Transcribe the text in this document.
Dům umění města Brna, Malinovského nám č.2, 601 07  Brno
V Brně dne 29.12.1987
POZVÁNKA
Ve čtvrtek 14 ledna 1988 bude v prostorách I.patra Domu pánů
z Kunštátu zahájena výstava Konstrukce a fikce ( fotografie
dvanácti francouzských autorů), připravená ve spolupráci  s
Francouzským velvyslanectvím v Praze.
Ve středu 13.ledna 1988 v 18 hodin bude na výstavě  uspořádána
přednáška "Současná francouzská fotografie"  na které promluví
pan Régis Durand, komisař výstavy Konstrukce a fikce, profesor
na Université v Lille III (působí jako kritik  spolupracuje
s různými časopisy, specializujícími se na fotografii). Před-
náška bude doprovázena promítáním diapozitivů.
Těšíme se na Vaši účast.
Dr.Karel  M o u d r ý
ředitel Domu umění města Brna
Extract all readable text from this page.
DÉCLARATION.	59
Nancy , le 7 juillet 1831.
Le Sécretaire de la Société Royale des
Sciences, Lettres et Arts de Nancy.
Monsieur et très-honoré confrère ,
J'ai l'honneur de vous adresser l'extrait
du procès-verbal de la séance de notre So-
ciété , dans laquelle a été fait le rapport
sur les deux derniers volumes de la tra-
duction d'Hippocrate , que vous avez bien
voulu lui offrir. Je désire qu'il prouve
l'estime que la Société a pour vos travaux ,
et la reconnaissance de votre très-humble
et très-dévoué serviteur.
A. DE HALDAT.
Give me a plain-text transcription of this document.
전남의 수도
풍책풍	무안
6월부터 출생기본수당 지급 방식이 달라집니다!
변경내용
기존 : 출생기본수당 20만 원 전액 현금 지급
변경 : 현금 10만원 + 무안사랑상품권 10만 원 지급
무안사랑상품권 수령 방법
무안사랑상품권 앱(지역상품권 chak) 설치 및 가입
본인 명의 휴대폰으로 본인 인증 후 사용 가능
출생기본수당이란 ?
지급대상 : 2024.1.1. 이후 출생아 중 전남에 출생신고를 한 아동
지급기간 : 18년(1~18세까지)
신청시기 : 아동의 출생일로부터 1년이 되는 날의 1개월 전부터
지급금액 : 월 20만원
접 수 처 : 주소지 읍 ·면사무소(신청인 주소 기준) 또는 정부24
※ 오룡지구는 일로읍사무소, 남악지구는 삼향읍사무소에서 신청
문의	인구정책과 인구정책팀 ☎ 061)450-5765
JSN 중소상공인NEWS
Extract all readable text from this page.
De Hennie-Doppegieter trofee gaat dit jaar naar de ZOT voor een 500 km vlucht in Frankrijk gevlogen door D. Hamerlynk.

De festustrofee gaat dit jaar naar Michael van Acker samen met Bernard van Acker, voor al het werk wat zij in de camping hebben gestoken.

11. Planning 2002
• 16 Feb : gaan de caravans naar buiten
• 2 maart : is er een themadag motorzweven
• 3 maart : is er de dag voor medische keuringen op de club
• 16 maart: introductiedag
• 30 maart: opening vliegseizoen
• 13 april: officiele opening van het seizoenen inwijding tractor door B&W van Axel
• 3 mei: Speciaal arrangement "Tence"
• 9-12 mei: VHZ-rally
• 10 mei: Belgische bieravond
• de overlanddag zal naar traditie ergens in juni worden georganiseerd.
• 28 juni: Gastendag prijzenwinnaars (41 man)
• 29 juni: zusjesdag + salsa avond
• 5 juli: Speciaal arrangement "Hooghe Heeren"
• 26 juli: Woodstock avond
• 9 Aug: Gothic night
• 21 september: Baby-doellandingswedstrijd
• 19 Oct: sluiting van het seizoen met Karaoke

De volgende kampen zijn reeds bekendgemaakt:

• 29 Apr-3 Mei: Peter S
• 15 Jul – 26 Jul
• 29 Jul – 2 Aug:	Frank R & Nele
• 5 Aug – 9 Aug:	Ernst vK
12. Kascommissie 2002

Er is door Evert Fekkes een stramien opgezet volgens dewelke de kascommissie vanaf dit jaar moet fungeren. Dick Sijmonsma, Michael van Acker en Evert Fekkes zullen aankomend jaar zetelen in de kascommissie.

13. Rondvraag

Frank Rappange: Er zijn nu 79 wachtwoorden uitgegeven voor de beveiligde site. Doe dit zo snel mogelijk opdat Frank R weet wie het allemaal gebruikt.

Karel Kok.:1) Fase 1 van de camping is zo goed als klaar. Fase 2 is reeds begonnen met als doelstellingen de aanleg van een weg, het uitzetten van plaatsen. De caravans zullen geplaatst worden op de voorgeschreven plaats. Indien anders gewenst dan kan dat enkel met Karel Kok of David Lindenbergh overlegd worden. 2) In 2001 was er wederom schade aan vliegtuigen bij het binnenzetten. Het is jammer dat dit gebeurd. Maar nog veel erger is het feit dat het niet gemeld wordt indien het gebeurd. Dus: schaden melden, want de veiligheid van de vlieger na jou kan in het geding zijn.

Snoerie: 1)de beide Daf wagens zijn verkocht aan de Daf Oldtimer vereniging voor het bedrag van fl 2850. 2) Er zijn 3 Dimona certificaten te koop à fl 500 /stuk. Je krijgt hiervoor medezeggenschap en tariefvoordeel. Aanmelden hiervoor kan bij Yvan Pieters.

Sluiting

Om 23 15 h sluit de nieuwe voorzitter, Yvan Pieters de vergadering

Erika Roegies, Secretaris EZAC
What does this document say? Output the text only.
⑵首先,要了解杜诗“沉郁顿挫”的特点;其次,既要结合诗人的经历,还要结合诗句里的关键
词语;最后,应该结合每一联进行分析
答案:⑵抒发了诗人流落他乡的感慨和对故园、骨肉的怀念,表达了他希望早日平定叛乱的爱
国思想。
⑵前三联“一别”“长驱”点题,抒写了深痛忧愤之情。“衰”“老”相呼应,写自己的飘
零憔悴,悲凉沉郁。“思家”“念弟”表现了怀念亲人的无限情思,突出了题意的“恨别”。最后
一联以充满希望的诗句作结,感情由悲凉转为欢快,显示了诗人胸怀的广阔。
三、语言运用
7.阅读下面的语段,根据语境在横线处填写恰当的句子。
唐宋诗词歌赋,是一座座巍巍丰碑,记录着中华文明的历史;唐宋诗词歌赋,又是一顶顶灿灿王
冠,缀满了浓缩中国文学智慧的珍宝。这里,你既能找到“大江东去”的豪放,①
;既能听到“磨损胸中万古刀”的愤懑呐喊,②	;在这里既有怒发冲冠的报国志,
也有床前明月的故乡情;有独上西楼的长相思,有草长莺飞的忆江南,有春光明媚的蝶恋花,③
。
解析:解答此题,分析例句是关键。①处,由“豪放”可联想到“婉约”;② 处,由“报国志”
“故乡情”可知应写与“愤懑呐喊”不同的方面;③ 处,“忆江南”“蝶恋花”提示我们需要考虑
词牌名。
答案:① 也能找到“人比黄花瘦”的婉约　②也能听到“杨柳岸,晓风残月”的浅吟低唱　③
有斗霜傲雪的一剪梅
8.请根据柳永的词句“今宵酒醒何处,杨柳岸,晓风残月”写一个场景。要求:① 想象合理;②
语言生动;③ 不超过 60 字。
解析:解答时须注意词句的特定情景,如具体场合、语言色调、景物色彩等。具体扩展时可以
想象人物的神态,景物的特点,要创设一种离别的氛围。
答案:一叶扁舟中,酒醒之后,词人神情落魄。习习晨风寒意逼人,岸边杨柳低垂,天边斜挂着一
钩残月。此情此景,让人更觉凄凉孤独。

GIVEN REQUEST -
Please copy out each record, character for character.

SOLUTION TO THE EXERCISE -
Transcribe the text in this document.
Dům umění města Brna, Malinovského nám č.2, 601 07  Brno
V Brně dne 29.12.1987
POZVÁNKA
Ve čtvrtek 14 ledna 1988 bude v prostorách I.patra Domu pánů
z Kunštátu zahájena výstava Konstrukce a fikce ( fotografie
dvanácti francouzských autorů), připravená ve spolupráci  s
Francouzským velvyslanectvím v Praze.
Ve středu 13.ledna 1988 v 18 hodin bude na výstavě  uspořádána
přednáška "Současná francouzská fotografie"  na které promluví
pan Régis Durand, komisař výstavy Konstrukce a fikce, profesor
na Université v Lille III (působí jako kritik  spolupracuje
s různými časopisy, specializujícími se na fotografii). Před-
náška bude doprovázena promítáním diapozitivů.
Těšíme se na Vaši účast.
Dr.Karel  M o u d r ý
ředitel Domu umění města Brna
Extract all readable text from this page.
DÉCLARATION.	59
Nancy , le 7 juillet 1831.
Le Sécretaire de la Société Royale des
Sciences, Lettres et Arts de Nancy.
Monsieur et très-honoré confrère ,
J'ai l'honneur de vous adresser l'extrait
du procès-verbal de la séance de notre So-
ciété , dans laquelle a été fait le rapport
sur les deux derniers volumes de la tra-
duction d'Hippocrate , que vous avez bien
voulu lui offrir. Je désire qu'il prouve
l'estime que la Société a pour vos travaux ,
et la reconnaissance de votre très-humble
et très-dévoué serviteur.
A. DE HALDAT.
Give me a plain-text transcription of this document.
전남의 수도
풍책풍	무안
6월부터 출생기본수당 지급 방식이 달라집니다!
변경내용
기존 : 출생기본수당 20만 원 전액 현금 지급
변경 : 현금 10만원 + 무안사랑상품권 10만 원 지급
무안사랑상품권 수령 방법
무안사랑상품권 앱(지역상품권 chak) 설치 및 가입
본인 명의 휴대폰으로 본인 인증 후 사용 가능
출생기본수당이란 ?
지급대상 : 2024.1.1. 이후 출생아 중 전남에 출생신고를 한 아동
지급기간 : 18년(1~18세까지)
신청시기 : 아동의 출생일로부터 1년이 되는 날의 1개월 전부터
지급금액 : 월 20만원
접 수 처 : 주소지 읍 ·면사무소(신청인 주소 기준) 또는 정부24
※ 오룡지구는 일로읍사무소, 남악지구는 삼향읍사무소에서 신청
문의	인구정책과 인구정책팀 ☎ 061)450-5765
JSN 중소상공인NEWS
Extract all readable text from this page.
De Hennie-Doppegieter trofee gaat dit jaar naar de ZOT voor een 500 km vlucht in Frankrijk gevlogen door D. Hamerlynk.

De festustrofee gaat dit jaar naar Michael van Acker samen met Bernard van Acker, voor al het werk wat zij in de camping hebben gestoken.

11. Planning 2002
• 16 Feb : gaan de caravans naar buiten
• 2 maart : is er een themadag motorzweven
• 3 maart : is er de dag voor medische keuringen op de club
• 16 maart: introductiedag
• 30 maart: opening vliegseizoen
• 13 april: officiele opening van het seizoenen inwijding tractor door B&W van Axel
• 3 mei: Speciaal arrangement "Tence"
• 9-12 mei: VHZ-rally
• 10 mei: Belgische bieravond
• de overlanddag zal naar traditie ergens in juni worden georganiseerd.
• 28 juni: Gastendag prijzenwinnaars (41 man)
• 29 juni: zusjesdag + salsa avond
• 5 juli: Speciaal arrangement "Hooghe Heeren"
• 26 juli: Woodstock avond
• 9 Aug: Gothic night
• 21 september: Baby-doellandingswedstrijd
• 19 Oct: sluiting van het seizoen met Karaoke

De volgende kampen zijn reeds bekendgemaakt:

• 29 Apr-3 Mei: Peter S
• 15 Jul – 26 Jul
• 29 Jul – 2 Aug:	Frank R & Nele
• 5 Aug – 9 Aug:	Ernst vK
12. Kascommissie 2002

Er is door Evert Fekkes een stramien opgezet volgens dewelke de kascommissie vanaf dit jaar moet fungeren. Dick Sijmonsma, Michael van Acker en Evert Fekkes zullen aankomend jaar zetelen in de kascommissie.

13. Rondvraag

Frank Rappange: Er zijn nu 79 wachtwoorden uitgegeven voor de beveiligde site. Doe dit zo snel mogelijk opdat Frank R weet wie het allemaal gebruikt.

Karel Kok.:1) Fase 1 van de camping is zo goed als klaar. Fase 2 is reeds begonnen met als doelstellingen de aanleg van een weg, het uitzetten van plaatsen. De caravans zullen geplaatst worden op de voorgeschreven plaats. Indien anders gewenst dan kan dat enkel met Karel Kok of David Lindenbergh overlegd worden. 2) In 2001 was er wederom schade aan vliegtuigen bij het binnenzetten. Het is jammer dat dit gebeurd. Maar nog veel erger is het feit dat het niet gemeld wordt indien het gebeurd. Dus: schaden melden, want de veiligheid van de vlieger na jou kan in het geding zijn.

Snoerie: 1)de beide Daf wagens zijn verkocht aan de Daf Oldtimer vereniging voor het bedrag van fl 2850. 2) Er zijn 3 Dimona certificaten te koop à fl 500 /stuk. Je krijgt hiervoor medezeggenschap en tariefvoordeel. Aanmelden hiervoor kan bij Yvan Pieters.

Sluiting

Om 23 15 h sluit de nieuwe voorzitter, Yvan Pieters de vergadering

Erika Roegies, Secretaris EZAC
What does this document say? Output the text only.
⑵首先,要了解杜诗“沉郁顿挫”的特点;其次,既要结合诗人的经历,还要结合诗句里的关键
词语;最后,应该结合每一联进行分析
答案:⑵抒发了诗人流落他乡的感慨和对故园、骨肉的怀念,表达了他希望早日平定叛乱的爱
国思想。
⑵前三联“一别”“长驱”点题,抒写了深痛忧愤之情。“衰”“老”相呼应,写自己的飘
零憔悴,悲凉沉郁。“思家”“念弟”表现了怀念亲人的无限情思,突出了题意的“恨别”。最后
一联以充满希望的诗句作结,感情由悲凉转为欢快,显示了诗人胸怀的广阔。
三、语言运用
7.阅读下面的语段,根据语境在横线处填写恰当的句子。
唐宋诗词歌赋,是一座座巍巍丰碑,记录着中华文明的历史;唐宋诗词歌赋,又是一顶顶灿灿王
冠,缀满了浓缩中国文学智慧的珍宝。这里,你既能找到“大江东去”的豪放,①
;既能听到“磨损胸中万古刀”的愤懑呐喊,②	;在这里既有怒发冲冠的报国志,
也有床前明月的故乡情;有独上西楼的长相思,有草长莺飞的忆江南,有春光明媚的蝶恋花,③
。
解析:解答此题,分析例句是关键。①处,由“豪放”可联想到“婉约”;② 处,由“报国志”
“故乡情”可知应写与“愤懑呐喊”不同的方面;③ 处,“忆江南”“蝶恋花”提示我们需要考虑
词牌名。
答案:① 也能找到“人比黄花瘦”的婉约　②也能听到“杨柳岸,晓风残月”的浅吟低唱　③
有斗霜傲雪的一剪梅
8.请根据柳永的词句“今宵酒醒何处,杨柳岸,晓风残月”写一个场景。要求:① 想象合理;②
语言生动;③ 不超过 60 字。
解析:解答时须注意词句的特定情景,如具体场合、语言色调、景物色彩等。具体扩展时可以
想象人物的神态,景物的特点,要创设一种离别的氛围。
答案:一叶扁舟中,酒醒之后,词人神情落魄。习习晨风寒意逼人,岸边杨柳低垂,天边斜挂着一
钩残月。此情此景,让人更觉凄凉孤独。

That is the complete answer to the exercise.